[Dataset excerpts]
_ _ _ _ _ _ _

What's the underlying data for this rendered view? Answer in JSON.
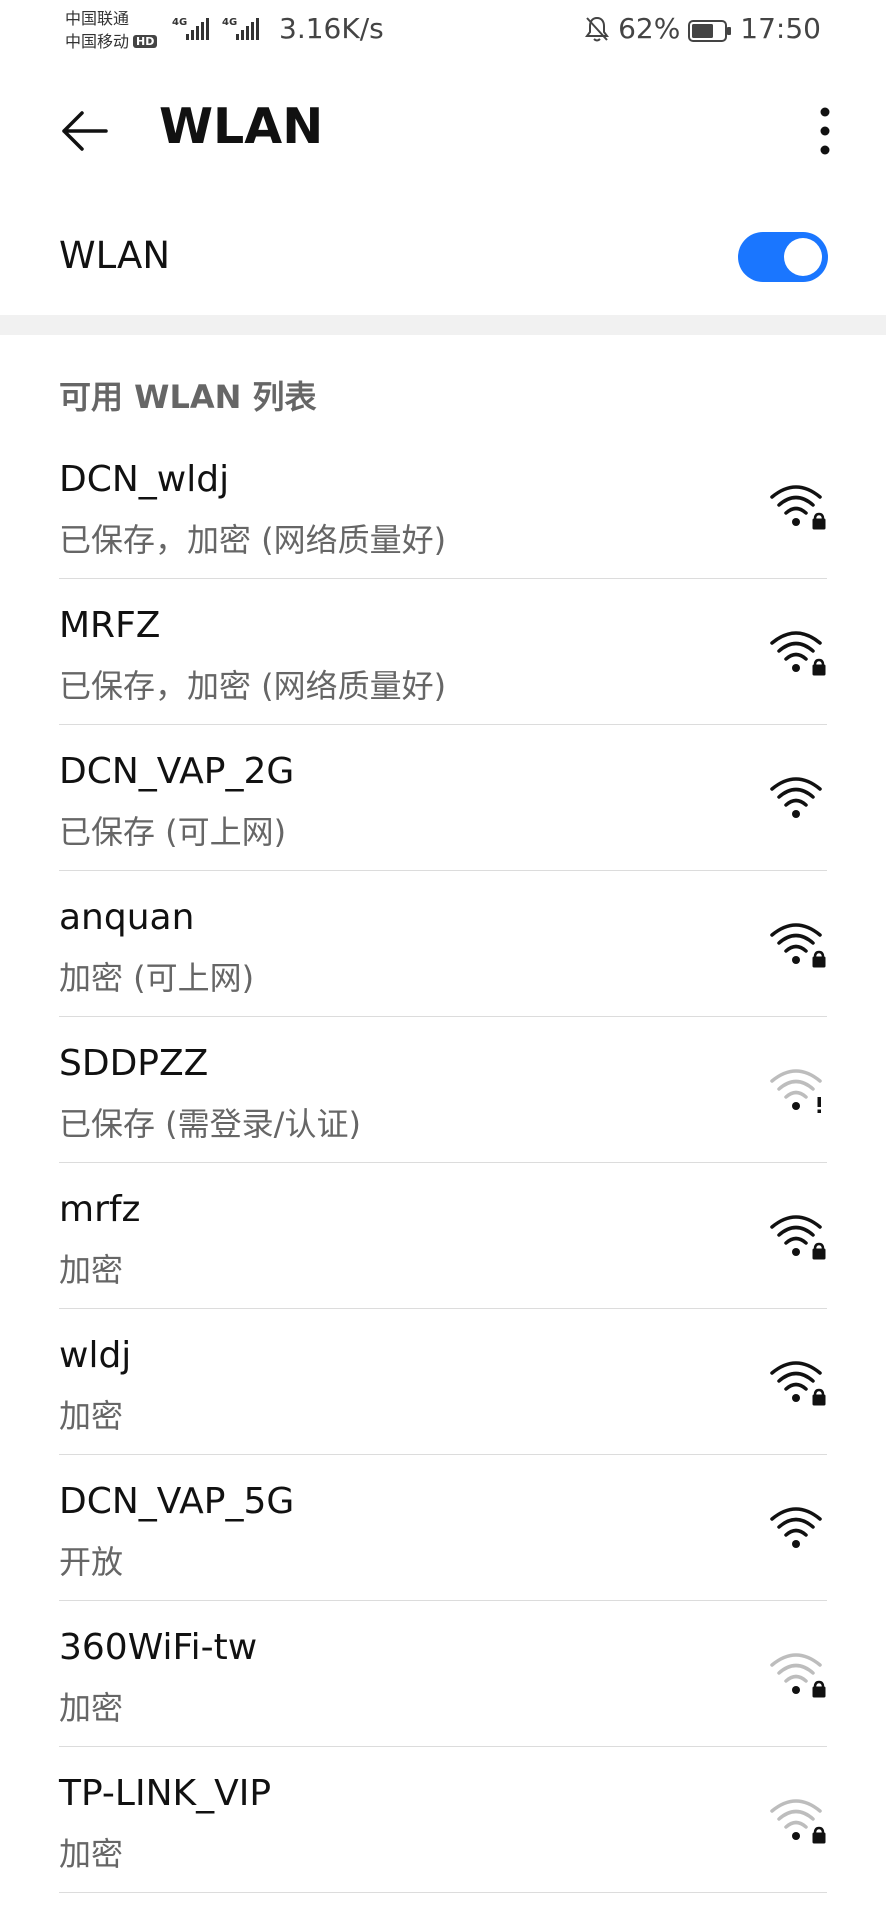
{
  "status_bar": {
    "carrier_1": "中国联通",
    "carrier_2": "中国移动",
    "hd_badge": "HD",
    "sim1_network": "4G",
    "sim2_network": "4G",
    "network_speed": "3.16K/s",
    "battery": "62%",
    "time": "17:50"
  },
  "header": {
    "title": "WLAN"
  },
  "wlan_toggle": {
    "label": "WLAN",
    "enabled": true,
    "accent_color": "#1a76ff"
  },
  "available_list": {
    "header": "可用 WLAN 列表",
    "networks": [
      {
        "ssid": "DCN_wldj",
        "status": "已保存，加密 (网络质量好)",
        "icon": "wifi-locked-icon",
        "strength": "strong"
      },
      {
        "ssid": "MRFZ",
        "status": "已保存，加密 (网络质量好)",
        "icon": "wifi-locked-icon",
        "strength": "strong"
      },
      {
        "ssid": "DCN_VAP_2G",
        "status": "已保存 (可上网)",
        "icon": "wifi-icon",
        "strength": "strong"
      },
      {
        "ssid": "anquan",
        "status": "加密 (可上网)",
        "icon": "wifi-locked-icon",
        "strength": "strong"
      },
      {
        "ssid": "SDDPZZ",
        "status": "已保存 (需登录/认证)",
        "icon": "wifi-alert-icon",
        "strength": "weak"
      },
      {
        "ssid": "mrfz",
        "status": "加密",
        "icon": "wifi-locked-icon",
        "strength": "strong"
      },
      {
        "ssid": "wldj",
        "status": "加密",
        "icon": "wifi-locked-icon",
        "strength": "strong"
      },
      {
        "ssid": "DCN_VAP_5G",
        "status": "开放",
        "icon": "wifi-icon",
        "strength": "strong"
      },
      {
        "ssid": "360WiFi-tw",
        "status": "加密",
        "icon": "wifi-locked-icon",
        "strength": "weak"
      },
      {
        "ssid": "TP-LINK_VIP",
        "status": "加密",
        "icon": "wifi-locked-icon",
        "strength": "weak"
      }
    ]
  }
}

_ _ _ _ _ _ _

* _THE REQUEST_:
Restate every record exactly, please; do not copy the pictures.

* _WRITTEN REPLY_:
What's the underlying data for this rendered view? Answer in JSON.
{
  "status_bar": {
    "carrier_1": "中国联通",
    "carrier_2": "中国移动",
    "hd_badge": "HD",
    "sim1_network": "4G",
    "sim2_network": "4G",
    "network_speed": "3.16K/s",
    "battery": "62%",
    "time": "17:50"
  },
  "header": {
    "title": "WLAN"
  },
  "wlan_toggle": {
    "label": "WLAN",
    "enabled": true,
    "accent_color": "#1a76ff"
  },
  "available_list": {
    "header": "可用 WLAN 列表",
    "networks": [
      {
        "ssid": "DCN_wldj",
        "status": "已保存，加密 (网络质量好)",
        "icon": "wifi-locked-icon",
        "strength": "strong"
      },
      {
        "ssid": "MRFZ",
        "status": "已保存，加密 (网络质量好)",
        "icon": "wifi-locked-icon",
        "strength": "strong"
      },
      {
        "ssid": "DCN_VAP_2G",
        "status": "已保存 (可上网)",
        "icon": "wifi-icon",
        "strength": "strong"
      },
      {
        "ssid": "anquan",
        "status": "加密 (可上网)",
        "icon": "wifi-locked-icon",
        "strength": "strong"
      },
      {
        "ssid": "SDDPZZ",
        "status": "已保存 (需登录/认证)",
        "icon": "wifi-alert-icon",
        "strength": "weak"
      },
      {
        "ssid": "mrfz",
        "status": "加密",
        "icon": "wifi-locked-icon",
        "strength": "strong"
      },
      {
        "ssid": "wldj",
        "status": "加密",
        "icon": "wifi-locked-icon",
        "strength": "strong"
      },
      {
        "ssid": "DCN_VAP_5G",
        "status": "开放",
        "icon": "wifi-icon",
        "strength": "strong"
      },
      {
        "ssid": "360WiFi-tw",
        "status": "加密",
        "icon": "wifi-locked-icon",
        "strength": "weak"
      },
      {
        "ssid": "TP-LINK_VIP",
        "status": "加密",
        "icon": "wifi-locked-icon",
        "strength": "weak"
      }
    ]
  }
}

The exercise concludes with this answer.